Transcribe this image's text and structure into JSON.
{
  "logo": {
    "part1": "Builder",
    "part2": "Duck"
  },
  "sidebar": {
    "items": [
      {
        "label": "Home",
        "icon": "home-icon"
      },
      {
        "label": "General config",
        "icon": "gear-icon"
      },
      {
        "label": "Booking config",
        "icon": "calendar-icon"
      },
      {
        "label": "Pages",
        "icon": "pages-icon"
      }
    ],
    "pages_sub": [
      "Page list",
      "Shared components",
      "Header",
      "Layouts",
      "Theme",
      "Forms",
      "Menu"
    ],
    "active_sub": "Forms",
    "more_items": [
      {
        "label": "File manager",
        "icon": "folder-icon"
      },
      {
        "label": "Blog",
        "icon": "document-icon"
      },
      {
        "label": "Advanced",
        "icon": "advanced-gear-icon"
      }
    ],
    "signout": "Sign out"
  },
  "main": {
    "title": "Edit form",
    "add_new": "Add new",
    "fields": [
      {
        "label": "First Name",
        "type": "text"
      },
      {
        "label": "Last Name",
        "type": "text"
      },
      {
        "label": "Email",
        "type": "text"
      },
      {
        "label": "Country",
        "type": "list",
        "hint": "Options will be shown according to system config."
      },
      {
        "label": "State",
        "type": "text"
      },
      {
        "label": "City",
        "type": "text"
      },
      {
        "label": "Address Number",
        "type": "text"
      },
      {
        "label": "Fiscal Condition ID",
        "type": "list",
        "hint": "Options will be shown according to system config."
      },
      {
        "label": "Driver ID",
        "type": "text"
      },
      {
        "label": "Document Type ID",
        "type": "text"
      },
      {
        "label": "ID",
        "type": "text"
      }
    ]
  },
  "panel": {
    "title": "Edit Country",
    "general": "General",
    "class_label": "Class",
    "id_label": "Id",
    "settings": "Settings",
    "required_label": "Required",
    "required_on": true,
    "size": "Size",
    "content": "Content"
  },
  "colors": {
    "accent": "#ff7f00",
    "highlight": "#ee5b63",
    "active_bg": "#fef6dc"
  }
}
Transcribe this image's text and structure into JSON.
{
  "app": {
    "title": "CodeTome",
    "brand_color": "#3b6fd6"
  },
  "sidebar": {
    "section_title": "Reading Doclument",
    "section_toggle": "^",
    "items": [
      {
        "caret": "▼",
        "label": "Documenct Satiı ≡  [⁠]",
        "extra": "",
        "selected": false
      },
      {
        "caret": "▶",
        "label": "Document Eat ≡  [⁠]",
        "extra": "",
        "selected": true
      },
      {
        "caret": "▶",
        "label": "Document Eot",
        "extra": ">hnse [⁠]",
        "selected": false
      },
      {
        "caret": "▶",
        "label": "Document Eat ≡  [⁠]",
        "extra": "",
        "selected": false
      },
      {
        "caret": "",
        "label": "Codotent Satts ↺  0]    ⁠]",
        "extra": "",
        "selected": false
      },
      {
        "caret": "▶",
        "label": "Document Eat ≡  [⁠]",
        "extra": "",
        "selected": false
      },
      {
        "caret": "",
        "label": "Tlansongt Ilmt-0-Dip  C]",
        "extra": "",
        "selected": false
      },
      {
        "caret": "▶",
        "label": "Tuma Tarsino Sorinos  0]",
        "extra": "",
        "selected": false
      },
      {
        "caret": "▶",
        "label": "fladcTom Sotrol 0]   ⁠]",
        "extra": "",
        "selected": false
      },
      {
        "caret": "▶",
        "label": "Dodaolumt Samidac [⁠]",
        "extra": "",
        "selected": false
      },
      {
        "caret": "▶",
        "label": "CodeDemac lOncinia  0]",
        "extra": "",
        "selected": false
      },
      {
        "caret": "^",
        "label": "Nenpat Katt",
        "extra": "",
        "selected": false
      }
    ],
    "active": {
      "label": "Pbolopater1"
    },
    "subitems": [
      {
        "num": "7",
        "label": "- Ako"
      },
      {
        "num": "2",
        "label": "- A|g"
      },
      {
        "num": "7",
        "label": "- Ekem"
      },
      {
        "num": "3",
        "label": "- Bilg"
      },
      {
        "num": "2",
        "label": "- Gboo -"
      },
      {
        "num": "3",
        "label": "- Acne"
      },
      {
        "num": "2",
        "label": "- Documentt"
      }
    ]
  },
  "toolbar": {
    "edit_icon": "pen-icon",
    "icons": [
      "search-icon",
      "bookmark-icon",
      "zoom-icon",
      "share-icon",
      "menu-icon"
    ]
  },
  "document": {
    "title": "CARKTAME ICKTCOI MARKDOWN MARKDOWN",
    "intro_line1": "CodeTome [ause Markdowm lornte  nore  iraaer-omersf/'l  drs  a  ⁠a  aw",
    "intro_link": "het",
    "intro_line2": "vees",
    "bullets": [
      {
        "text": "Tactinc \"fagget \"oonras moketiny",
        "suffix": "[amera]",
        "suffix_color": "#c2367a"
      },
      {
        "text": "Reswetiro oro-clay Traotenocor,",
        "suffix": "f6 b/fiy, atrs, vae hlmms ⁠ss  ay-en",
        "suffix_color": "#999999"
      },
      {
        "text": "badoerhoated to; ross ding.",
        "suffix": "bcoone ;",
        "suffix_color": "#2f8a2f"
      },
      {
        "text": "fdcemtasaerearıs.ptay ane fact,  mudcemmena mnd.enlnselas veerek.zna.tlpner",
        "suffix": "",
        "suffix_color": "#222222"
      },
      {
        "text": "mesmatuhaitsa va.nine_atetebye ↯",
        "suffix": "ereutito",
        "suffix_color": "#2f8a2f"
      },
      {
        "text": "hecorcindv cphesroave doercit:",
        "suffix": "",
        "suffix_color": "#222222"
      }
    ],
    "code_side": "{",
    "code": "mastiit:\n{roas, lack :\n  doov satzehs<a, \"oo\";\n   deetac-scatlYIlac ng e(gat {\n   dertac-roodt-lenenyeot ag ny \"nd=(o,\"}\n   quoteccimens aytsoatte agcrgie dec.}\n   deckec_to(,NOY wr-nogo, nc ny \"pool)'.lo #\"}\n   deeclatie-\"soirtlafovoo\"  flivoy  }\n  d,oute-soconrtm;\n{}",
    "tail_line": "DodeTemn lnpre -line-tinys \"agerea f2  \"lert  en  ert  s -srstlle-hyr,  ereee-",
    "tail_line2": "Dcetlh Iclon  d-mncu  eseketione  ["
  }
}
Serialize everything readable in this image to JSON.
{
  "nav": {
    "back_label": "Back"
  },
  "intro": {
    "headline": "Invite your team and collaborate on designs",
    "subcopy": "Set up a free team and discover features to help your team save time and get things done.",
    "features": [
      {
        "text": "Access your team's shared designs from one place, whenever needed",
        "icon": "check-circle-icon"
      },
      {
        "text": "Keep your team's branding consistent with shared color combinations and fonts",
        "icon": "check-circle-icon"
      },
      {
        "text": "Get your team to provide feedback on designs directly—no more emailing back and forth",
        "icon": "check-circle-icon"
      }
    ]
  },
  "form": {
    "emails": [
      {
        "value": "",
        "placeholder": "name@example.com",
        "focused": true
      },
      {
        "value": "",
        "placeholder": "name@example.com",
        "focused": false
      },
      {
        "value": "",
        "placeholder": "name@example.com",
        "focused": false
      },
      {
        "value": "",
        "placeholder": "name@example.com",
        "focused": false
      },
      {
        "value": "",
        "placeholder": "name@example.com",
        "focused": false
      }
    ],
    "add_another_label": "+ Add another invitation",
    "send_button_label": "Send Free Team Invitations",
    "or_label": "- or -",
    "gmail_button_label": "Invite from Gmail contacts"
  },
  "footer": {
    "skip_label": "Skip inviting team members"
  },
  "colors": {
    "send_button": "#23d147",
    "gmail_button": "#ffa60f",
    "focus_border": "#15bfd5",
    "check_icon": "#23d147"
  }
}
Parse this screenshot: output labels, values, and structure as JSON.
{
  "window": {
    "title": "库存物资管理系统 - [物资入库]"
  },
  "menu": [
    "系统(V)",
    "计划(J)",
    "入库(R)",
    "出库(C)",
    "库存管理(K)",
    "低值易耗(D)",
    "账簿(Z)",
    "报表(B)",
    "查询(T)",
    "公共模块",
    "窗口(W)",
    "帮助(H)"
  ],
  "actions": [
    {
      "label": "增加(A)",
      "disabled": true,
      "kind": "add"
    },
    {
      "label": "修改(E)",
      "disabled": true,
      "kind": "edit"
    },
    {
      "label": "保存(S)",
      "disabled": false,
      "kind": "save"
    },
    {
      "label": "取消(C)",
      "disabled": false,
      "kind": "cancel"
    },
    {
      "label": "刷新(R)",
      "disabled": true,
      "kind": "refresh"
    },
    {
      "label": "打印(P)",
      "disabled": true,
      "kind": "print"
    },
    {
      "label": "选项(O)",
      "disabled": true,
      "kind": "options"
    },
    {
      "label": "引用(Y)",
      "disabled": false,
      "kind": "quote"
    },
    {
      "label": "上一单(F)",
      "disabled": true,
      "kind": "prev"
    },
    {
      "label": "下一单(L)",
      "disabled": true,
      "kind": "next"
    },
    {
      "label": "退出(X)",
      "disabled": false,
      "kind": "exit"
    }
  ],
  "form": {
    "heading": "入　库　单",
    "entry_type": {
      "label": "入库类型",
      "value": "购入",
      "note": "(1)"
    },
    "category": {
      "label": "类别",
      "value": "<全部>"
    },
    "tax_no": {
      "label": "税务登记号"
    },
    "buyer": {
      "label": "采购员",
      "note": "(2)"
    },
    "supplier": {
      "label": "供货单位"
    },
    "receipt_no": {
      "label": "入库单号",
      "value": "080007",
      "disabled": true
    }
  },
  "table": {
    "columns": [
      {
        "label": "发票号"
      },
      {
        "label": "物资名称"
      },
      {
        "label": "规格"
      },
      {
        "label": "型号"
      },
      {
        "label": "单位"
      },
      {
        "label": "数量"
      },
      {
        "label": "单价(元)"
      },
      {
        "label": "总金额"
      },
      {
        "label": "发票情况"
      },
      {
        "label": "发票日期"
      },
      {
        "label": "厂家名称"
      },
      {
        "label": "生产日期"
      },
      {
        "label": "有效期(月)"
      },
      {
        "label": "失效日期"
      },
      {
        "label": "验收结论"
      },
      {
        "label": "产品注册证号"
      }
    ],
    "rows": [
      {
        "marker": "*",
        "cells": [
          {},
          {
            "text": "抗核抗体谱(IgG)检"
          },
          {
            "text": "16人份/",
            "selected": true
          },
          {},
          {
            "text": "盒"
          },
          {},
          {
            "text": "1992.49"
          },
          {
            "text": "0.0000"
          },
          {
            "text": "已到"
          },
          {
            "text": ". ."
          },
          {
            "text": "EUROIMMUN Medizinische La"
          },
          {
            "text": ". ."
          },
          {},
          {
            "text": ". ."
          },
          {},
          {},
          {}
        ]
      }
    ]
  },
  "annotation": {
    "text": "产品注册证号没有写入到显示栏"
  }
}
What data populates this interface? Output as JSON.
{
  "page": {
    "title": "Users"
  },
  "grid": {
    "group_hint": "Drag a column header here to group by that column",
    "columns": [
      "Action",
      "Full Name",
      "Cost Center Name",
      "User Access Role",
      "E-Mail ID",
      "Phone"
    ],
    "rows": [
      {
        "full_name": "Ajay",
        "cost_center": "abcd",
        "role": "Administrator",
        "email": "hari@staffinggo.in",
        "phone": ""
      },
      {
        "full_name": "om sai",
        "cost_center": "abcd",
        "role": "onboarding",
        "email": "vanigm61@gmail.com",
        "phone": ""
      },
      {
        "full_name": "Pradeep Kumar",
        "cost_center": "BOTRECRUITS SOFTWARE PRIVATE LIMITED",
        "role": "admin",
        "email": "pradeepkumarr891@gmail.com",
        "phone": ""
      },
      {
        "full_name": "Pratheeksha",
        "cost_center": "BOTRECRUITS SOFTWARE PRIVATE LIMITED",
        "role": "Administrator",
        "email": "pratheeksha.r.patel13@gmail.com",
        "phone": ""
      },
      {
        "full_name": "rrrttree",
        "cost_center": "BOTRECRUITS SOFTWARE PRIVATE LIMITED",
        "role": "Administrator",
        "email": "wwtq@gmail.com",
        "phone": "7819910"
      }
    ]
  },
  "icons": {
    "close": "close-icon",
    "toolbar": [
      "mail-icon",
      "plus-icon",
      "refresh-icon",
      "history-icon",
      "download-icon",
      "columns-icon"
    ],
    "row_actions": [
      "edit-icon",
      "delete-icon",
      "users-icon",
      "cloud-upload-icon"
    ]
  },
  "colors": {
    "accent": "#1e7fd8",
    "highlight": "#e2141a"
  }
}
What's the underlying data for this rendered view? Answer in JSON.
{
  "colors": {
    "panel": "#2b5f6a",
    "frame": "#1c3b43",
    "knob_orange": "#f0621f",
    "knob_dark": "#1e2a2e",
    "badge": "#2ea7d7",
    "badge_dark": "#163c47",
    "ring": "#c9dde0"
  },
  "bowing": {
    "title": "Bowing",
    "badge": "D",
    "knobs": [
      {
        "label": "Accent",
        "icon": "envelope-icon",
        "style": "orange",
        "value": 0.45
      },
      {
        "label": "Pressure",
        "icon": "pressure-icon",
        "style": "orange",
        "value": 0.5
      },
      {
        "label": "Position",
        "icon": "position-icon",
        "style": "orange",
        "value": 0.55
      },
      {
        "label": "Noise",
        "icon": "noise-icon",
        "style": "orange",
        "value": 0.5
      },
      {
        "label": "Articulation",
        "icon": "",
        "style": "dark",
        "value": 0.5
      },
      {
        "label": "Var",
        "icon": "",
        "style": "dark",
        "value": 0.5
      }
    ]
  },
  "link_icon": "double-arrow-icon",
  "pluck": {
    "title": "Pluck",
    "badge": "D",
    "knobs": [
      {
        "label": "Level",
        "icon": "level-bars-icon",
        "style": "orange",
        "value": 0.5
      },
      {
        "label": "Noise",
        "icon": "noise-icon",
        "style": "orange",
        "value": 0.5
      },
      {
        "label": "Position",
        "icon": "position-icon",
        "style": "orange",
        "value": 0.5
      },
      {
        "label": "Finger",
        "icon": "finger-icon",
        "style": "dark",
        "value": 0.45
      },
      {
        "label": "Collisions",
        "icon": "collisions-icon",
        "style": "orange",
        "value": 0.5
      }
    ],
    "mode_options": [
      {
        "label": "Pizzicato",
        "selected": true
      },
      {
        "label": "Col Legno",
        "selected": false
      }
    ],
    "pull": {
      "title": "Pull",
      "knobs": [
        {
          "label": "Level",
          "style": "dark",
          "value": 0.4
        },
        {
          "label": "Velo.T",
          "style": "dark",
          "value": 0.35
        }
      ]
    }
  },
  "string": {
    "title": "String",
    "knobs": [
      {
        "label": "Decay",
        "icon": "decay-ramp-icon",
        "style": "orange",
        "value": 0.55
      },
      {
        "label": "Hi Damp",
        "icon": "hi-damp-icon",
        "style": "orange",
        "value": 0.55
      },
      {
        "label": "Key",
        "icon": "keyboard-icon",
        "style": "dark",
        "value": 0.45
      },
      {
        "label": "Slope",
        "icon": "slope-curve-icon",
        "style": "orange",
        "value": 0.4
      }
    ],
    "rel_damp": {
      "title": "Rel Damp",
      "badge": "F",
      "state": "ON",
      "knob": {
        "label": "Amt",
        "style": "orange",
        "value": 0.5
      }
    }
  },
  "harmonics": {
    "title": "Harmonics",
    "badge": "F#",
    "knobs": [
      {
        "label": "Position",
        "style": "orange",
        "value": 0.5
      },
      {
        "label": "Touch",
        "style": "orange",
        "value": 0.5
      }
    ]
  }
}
-----
_Your task_
Track down the lines that include the word "save" and copy them.

_Finished answer_
    "subcopy": "Set up a free team and discover features to help your team save time and get things done.",
      "kind": "save"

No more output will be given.